The parliament controls the purse strings of the nation. The budget, presented to parliament annually, enables the government to impose, abolish, remit, alter or regulate any tax, collect tax levied and withdraw money from the Consolidated Fund of India (CFI). There are set procedures to be followed to do this. However, there have been times when parliament is given a cold shoulder, completely in contravention of the constitution.

Shockingly, a Comptroller and Auditor General (CAG) report showed that interest refunds amounting to Rupees 10,499 crore were made by the Income Tax (IT) department in 2010-2011, and an aggregate refund of Rupees 137,365 crore was made between 2006 and 2011 without obtaining parliament’s approval. Apparently, the department had some administrative difficulty in projecting the interest payable on tax refunds. The CAG report was tabled in parliament in 2012. However, this is not tenable as the entire budget is prepared on sound assumptions and placed before parliament. It also has implications for efficiency and transparency in the working of parliament.



The CAG report had referred to the Public Accounts Committee (PAC) of parliament, which cross-examined the representative of the IT department. The PAC found no valid reason why the IT department could not make broad estimates of the interest liability on tax refunds based on trends of the past and seek excess grants where estimation fell short of parliamentary authorization.

The PAC recommended that the ministry of finance follow prescribed procedure and seek ex-post facto or ex-ante approval of parliament. But to its deep dismay, the IT department referred the matter to the attorney general (AG) who did a complete volte face and opined, inter alia, that “refund on excess tax is not expenditure and such outgo cannot be considered with other operational expenses, and interest on refund of excess tax is not seen as expenditure under Article 112(1).”

Flummoxed, the PAC issued a notice again to the IT department and decided to orally examine the AG. The PAC reiterated that interest payments on tax refunds must be shown in the annual financial statement or budget. Further, it said that no money shall be withdrawn from the CFI except under appropriation made by law and in the manner provided in the constitution.

Incidentally, Rule 8 of the Delegation of Financial Powers Rules, 1978, enumerates categories of expenditure. Along with salaries, medical treatment, etc, ‘interest’ is also classified as expenditure. Interest payments are the second largest component of revenue expenditure. These include payment of interest on public debt, insurance and pension funds, provident funds, reserve funds, deposits, interest on special securities issued to various central public enterprises and interest payment on borrowing. Every year, the government approximately incurs 5-7 per cent of the total expenditure on interest payments.

PAC’s examination also revealed that from 2000 to 2012, as much as 70-81 percent of the total disbursements for ministries/departments was charged on the CFI and this increased by 948 percent, i.e. from Rupees 4,05,289 crore in 2000-2001 to Rupees 38,40,960 crore in 2011-12. If such a large amount of expenditure can be charged on the CFI and withdrawn with the approval of parliament, there was no valid reason why the finance ministry should not make budgetary provisions for the expenditure on interest payment on refunds while submitting the Demands for Grants for approval by parliament.

For its work, the Constitution Review Commission hailed the PAC as the conscience-keeper of the nation in financial matters. Nothing should be done to dilute the authority or supremacy of parliament. Hopefully, the new government will give due weightage to PAC recommendations to reinstate parliamentary control over the public purse.

**Data to examine**
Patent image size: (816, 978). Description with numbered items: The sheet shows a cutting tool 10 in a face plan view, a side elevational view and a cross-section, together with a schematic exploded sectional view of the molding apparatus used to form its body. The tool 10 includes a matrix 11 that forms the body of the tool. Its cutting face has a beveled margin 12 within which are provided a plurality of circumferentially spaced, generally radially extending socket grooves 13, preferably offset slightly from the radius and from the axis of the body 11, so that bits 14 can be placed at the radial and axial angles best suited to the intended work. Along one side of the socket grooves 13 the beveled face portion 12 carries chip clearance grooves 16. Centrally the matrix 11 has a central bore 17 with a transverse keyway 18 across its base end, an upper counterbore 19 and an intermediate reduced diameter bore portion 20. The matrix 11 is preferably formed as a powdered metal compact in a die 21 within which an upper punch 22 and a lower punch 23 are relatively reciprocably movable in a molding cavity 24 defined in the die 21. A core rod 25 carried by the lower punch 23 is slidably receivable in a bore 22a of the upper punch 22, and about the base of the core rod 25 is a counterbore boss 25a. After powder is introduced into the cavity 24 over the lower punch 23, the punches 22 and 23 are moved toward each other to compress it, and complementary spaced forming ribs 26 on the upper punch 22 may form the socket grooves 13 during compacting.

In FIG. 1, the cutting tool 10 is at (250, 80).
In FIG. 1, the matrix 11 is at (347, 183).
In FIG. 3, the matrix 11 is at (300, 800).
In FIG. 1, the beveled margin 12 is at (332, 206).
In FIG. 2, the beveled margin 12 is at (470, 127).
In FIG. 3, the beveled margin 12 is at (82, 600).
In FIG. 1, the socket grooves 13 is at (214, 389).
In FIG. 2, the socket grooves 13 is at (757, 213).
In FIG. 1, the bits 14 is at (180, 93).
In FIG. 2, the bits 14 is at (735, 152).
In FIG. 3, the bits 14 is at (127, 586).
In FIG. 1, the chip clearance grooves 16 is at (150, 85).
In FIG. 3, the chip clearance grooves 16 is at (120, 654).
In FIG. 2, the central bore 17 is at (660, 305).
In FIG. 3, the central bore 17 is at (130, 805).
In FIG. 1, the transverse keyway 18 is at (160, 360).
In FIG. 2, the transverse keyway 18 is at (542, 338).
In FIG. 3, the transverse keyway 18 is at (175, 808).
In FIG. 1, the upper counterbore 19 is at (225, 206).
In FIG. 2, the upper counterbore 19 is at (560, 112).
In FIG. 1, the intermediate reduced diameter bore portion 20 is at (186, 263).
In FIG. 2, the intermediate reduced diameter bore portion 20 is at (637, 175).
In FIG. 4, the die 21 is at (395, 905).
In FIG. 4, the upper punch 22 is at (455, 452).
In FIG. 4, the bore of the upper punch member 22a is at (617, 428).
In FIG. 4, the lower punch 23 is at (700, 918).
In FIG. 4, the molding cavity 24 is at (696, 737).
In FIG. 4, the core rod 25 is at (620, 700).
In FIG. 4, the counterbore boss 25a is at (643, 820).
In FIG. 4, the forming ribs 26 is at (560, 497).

**Problems to solve**
A: Write out everything in the text on parliamentary control of the public purse from "The PAC recommended" down to "in the constitution.".
B: In the text on parliamentary control of the public purse, what did the Constitution Review Commission call the Public Accounts Committee?

**Results in order**
A:
The PAC recommended that the ministry of finance follow prescribed procedure and seek ex-post facto or ex-ante approval of parliament. But to its deep dismay, the IT department referred the matter to the attorney general (AG) who did a complete volte face and opined, inter alia, that “refund on excess tax is not expenditure and such outgo cannot be considered with other operational expenses, and interest on refund of excess tax is not seen as expenditure under Article 112(1).”

Flummoxed, the PAC issued a notice again to the IT department and decided to orally examine the AG. The PAC reiterated that interest payments on tax refunds must be shown in the annual financial statement or budget. Further, it said that no money shall be withdrawn from the CFI except under appropriation made by law and in the manner provided in the constitution.

B: The conscience-keeper of the nation in financial matters.